### EXERCISE DETAILS
Repeat every record below exactly as it appears.

########################################

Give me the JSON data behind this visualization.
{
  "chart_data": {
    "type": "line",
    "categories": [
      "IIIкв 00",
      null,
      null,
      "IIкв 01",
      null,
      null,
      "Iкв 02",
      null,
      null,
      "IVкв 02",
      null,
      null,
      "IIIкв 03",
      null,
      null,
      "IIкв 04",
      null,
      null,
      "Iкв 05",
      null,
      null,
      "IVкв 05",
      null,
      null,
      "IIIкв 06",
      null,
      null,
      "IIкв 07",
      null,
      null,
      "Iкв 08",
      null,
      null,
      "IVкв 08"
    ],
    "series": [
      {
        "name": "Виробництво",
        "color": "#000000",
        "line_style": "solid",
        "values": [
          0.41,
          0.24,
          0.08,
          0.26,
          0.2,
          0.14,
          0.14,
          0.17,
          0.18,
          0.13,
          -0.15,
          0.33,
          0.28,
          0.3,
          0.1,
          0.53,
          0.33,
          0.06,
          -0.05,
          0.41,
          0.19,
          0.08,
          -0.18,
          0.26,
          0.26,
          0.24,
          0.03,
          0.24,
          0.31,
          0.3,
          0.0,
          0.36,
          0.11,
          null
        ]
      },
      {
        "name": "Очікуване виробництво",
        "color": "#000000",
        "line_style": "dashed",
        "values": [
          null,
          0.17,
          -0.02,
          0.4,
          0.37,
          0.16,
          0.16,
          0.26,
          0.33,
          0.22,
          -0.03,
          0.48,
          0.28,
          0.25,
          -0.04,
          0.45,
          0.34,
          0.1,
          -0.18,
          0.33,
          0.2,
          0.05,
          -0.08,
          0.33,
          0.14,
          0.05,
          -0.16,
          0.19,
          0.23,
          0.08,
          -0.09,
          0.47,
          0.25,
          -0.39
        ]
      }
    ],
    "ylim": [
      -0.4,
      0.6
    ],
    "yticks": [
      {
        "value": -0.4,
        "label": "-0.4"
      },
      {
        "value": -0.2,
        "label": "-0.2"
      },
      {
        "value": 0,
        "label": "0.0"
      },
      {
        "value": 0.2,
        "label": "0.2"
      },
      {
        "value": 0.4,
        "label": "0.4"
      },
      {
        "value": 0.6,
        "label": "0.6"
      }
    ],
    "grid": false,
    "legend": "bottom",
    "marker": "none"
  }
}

########################################

### RIGHT ANSWER
Give me the JSON data behind this visualization.
{
  "chart_data": {
    "type": "line",
    "categories": [
      "IIIкв 00",
      null,
      null,
      "IIкв 01",
      null,
      null,
      "Iкв 02",
      null,
      null,
      "IVкв 02",
      null,
      null,
      "IIIкв 03",
      null,
      null,
      "IIкв 04",
      null,
      null,
      "Iкв 05",
      null,
      null,
      "IVкв 05",
      null,
      null,
      "IIIкв 06",
      null,
      null,
      "IIкв 07",
      null,
      null,
      "Iкв 08",
      null,
      null,
      "IVкв 08"
    ],
    "series": [
      {
        "name": "Виробництво",
        "color": "#000000",
        "line_style": "solid",
        "values": [
          0.41,
          0.24,
          0.08,
          0.26,
          0.2,
          0.14,
          0.14,
          0.17,
          0.18,
          0.13,
          -0.15,
          0.33,
          0.28,
          0.3,
          0.1,
          0.53,
          0.33,
          0.06,
          -0.05,
          0.41,
          0.19,
          0.08,
          -0.18,
          0.26,
          0.26,
          0.24,
          0.03,
          0.24,
          0.31,
          0.3,
          0.0,
          0.36,
          0.11,
          null
        ]
      },
      {
        "name": "Очікуване виробництво",
        "color": "#000000",
        "line_style": "dashed",
        "values": [
          null,
          0.17,
          -0.02,
          0.4,
          0.37,
          0.16,
          0.16,
          0.26,
          0.33,
          0.22,
          -0.03,
          0.48,
          0.28,
          0.25,
          -0.04,
          0.45,
          0.34,
          0.1,
          -0.18,
          0.33,
          0.2,
          0.05,
          -0.08,
          0.33,
          0.14,
          0.05,
          -0.16,
          0.19,
          0.23,
          0.08,
          -0.09,
          0.47,
          0.25,
          -0.39
        ]
      }
    ],
    "ylim": [
      -0.4,
      0.6
    ],
    "yticks": [
      {
        "value": -0.4,
        "label": "-0.4"
      },
      {
        "value": -0.2,
        "label": "-0.2"
      },
      {
        "value": 0,
        "label": "0.0"
      },
      {
        "value": 0.2,
        "label": "0.2"
      },
      {
        "value": 0.4,
        "label": "0.4"
      },
      {
        "value": 0.6,
        "label": "0.6"
      }
    ],
    "grid": false,
    "legend": "bottom",
    "marker": "none"
  }
}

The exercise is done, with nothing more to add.